▶ **YOUR OBJECTIVE**:
Copy out all of the data exactly as it appears.

══ ITEMS

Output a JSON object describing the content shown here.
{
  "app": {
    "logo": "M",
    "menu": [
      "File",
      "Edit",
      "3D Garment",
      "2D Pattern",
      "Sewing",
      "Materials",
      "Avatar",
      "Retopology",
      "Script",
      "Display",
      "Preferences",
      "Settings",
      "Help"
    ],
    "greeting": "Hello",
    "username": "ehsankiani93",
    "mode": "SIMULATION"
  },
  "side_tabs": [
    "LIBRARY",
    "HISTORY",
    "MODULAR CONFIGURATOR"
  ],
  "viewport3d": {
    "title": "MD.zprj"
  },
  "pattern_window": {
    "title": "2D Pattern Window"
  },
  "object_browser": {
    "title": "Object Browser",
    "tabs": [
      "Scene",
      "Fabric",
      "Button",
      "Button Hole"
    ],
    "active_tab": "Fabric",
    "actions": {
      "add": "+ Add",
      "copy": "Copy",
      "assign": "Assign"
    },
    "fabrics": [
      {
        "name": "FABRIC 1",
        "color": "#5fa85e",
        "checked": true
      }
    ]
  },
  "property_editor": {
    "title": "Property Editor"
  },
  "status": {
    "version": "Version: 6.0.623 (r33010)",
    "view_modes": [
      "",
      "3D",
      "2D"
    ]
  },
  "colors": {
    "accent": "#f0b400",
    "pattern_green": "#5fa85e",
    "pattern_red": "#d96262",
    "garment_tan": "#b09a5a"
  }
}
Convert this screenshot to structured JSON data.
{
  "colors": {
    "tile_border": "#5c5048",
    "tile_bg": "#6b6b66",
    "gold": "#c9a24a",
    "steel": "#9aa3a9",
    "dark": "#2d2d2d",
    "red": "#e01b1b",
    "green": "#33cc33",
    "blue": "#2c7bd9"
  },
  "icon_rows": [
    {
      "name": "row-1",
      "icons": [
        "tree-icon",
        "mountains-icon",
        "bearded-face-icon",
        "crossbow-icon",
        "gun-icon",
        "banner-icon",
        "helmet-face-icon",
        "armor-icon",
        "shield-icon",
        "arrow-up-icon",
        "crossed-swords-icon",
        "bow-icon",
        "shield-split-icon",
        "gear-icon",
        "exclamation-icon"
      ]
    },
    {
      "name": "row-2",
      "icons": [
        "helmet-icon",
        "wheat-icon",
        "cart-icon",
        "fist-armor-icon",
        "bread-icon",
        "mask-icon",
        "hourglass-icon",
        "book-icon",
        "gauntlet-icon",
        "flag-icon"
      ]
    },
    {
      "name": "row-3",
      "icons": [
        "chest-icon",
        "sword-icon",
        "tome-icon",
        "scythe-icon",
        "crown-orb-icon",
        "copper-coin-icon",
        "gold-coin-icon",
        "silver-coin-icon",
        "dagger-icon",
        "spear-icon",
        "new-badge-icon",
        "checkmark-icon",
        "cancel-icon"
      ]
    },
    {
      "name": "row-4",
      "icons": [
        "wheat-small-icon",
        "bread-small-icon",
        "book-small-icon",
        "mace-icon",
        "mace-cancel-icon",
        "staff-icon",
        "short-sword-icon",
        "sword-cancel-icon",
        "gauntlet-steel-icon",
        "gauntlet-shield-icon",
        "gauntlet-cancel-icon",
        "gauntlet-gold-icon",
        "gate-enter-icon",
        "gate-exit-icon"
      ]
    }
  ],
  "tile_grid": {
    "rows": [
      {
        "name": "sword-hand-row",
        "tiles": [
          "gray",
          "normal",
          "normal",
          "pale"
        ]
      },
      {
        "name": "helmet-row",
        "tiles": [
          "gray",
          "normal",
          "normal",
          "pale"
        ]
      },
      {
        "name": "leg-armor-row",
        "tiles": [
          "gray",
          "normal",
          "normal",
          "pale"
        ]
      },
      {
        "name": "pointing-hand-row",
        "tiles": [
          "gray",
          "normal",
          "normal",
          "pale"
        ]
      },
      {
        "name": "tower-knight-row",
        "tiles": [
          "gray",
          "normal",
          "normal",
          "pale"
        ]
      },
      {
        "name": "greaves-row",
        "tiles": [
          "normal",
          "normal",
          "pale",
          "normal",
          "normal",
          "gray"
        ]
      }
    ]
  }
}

════

▶ **THE ANSWER**:
Output a JSON object describing the content shown here.
{
  "app": {
    "logo": "M",
    "menu": [
      "File",
      "Edit",
      "3D Garment",
      "2D Pattern",
      "Sewing",
      "Materials",
      "Avatar",
      "Retopology",
      "Script",
      "Display",
      "Preferences",
      "Settings",
      "Help"
    ],
    "greeting": "Hello",
    "username": "ehsankiani93",
    "mode": "SIMULATION"
  },
  "side_tabs": [
    "LIBRARY",
    "HISTORY",
    "MODULAR CONFIGURATOR"
  ],
  "viewport3d": {
    "title": "MD.zprj"
  },
  "pattern_window": {
    "title": "2D Pattern Window"
  },
  "object_browser": {
    "title": "Object Browser",
    "tabs": [
      "Scene",
      "Fabric",
      "Button",
      "Button Hole"
    ],
    "active_tab": "Fabric",
    "actions": {
      "add": "+ Add",
      "copy": "Copy",
      "assign": "Assign"
    },
    "fabrics": [
      {
        "name": "FABRIC 1",
        "color": "#5fa85e",
        "checked": true
      }
    ]
  },
  "property_editor": {
    "title": "Property Editor"
  },
  "status": {
    "version": "Version: 6.0.623 (r33010)",
    "view_modes": [
      "",
      "3D",
      "2D"
    ]
  },
  "colors": {
    "accent": "#f0b400",
    "pattern_green": "#5fa85e",
    "pattern_red": "#d96262",
    "garment_tan": "#b09a5a"
  }
}
Convert this screenshot to structured JSON data.
{
  "colors": {
    "tile_border": "#5c5048",
    "tile_bg": "#6b6b66",
    "gold": "#c9a24a",
    "steel": "#9aa3a9",
    "dark": "#2d2d2d",
    "red": "#e01b1b",
    "green": "#33cc33",
    "blue": "#2c7bd9"
  },
  "icon_rows": [
    {
      "name": "row-1",
      "icons": [
        "tree-icon",
        "mountains-icon",
        "bearded-face-icon",
        "crossbow-icon",
        "gun-icon",
        "banner-icon",
        "helmet-face-icon",
        "armor-icon",
        "shield-icon",
        "arrow-up-icon",
        "crossed-swords-icon",
        "bow-icon",
        "shield-split-icon",
        "gear-icon",
        "exclamation-icon"
      ]
    },
    {
      "name": "row-2",
      "icons": [
        "helmet-icon",
        "wheat-icon",
        "cart-icon",
        "fist-armor-icon",
        "bread-icon",
        "mask-icon",
        "hourglass-icon",
        "book-icon",
        "gauntlet-icon",
        "flag-icon"
      ]
    },
    {
      "name": "row-3",
      "icons": [
        "chest-icon",
        "sword-icon",
        "tome-icon",
        "scythe-icon",
        "crown-orb-icon",
        "copper-coin-icon",
        "gold-coin-icon",
        "silver-coin-icon",
        "dagger-icon",
        "spear-icon",
        "new-badge-icon",
        "checkmark-icon",
        "cancel-icon"
      ]
    },
    {
      "name": "row-4",
      "icons": [
        "wheat-small-icon",
        "bread-small-icon",
        "book-small-icon",
        "mace-icon",
        "mace-cancel-icon",
        "staff-icon",
        "short-sword-icon",
        "sword-cancel-icon",
        "gauntlet-steel-icon",
        "gauntlet-shield-icon",
        "gauntlet-cancel-icon",
        "gauntlet-gold-icon",
        "gate-enter-icon",
        "gate-exit-icon"
      ]
    }
  ],
  "tile_grid": {
    "rows": [
      {
        "name": "sword-hand-row",
        "tiles": [
          "gray",
          "normal",
          "normal",
          "pale"
        ]
      },
      {
        "name": "helmet-row",
        "tiles": [
          "gray",
          "normal",
          "normal",
          "pale"
        ]
      },
      {
        "name": "leg-armor-row",
        "tiles": [
          "gray",
          "normal",
          "normal",
          "pale"
        ]
      },
      {
        "name": "pointing-hand-row",
        "tiles": [
          "gray",
          "normal",
          "normal",
          "pale"
        ]
      },
      {
        "name": "tower-knight-row",
        "tiles": [
          "gray",
          "normal",
          "normal",
          "pale"
        ]
      },
      {
        "name": "greaves-row",
        "tiles": [
          "normal",
          "normal",
          "pale",
          "normal",
          "normal",
          "gray"
        ]
      }
    ]
  }
}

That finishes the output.